■ The task
Scan the entries below for the word "detached". Copy each line that has it.

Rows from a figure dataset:
....
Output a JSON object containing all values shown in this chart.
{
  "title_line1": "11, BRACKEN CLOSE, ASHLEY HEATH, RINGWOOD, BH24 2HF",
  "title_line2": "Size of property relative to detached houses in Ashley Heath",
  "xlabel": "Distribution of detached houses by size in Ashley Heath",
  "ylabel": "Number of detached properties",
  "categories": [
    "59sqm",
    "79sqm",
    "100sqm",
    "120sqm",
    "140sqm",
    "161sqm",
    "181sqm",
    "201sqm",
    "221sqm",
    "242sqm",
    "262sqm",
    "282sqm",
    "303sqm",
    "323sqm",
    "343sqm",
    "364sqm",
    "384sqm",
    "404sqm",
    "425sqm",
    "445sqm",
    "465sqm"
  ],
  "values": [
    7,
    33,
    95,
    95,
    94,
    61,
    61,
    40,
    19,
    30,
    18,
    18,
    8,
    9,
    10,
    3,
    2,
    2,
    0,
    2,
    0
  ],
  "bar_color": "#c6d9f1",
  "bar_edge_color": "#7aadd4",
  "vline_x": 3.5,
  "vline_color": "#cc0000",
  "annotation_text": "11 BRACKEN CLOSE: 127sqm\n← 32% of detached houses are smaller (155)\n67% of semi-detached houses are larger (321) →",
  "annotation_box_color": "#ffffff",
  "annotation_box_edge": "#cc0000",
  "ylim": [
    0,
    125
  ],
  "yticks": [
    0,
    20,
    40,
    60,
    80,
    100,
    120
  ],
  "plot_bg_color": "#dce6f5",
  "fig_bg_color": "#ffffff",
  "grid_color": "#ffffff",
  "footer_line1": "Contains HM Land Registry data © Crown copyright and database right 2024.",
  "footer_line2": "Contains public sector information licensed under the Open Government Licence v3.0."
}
....
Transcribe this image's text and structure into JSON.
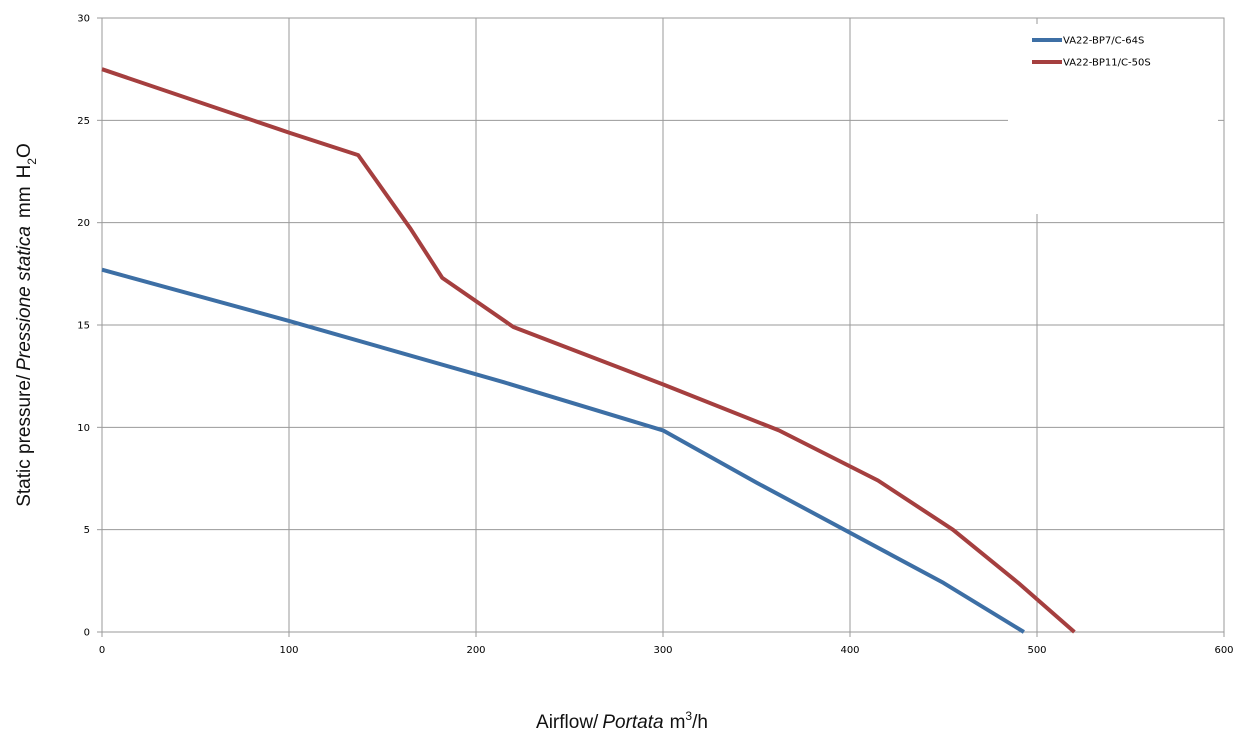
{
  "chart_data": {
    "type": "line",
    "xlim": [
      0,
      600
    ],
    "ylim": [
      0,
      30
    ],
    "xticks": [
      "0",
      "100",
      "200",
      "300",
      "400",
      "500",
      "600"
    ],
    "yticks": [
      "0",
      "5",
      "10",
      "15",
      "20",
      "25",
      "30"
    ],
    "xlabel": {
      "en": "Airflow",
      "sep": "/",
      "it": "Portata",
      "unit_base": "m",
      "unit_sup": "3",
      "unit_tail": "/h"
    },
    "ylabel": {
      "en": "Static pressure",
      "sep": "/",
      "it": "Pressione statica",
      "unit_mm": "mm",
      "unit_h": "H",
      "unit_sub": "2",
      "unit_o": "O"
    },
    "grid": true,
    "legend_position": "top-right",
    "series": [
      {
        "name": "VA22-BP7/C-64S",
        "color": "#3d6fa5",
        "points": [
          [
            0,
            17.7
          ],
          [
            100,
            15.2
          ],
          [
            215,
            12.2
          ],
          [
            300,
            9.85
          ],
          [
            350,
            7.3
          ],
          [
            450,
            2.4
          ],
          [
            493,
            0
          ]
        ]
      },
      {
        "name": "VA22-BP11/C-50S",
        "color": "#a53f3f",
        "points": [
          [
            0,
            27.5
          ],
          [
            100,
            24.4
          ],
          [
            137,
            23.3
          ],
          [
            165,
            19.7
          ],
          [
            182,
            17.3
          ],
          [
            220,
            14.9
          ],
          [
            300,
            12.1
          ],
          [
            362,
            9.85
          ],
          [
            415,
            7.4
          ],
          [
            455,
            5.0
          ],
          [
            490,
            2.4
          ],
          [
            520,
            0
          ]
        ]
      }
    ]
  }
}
....
■ Response to the task
  "title_line2": "Size of property relative to detached houses in Ashley Heath",
  "xlabel": "Distribution of detached houses by size in Ashley Heath",
  "ylabel": "Number of detached properties",
  "annotation_text": "11 BRACKEN CLOSE: 127sqm\n← 32% of detached houses are smaller (155)\n67% of semi-detached houses are larger (321) →",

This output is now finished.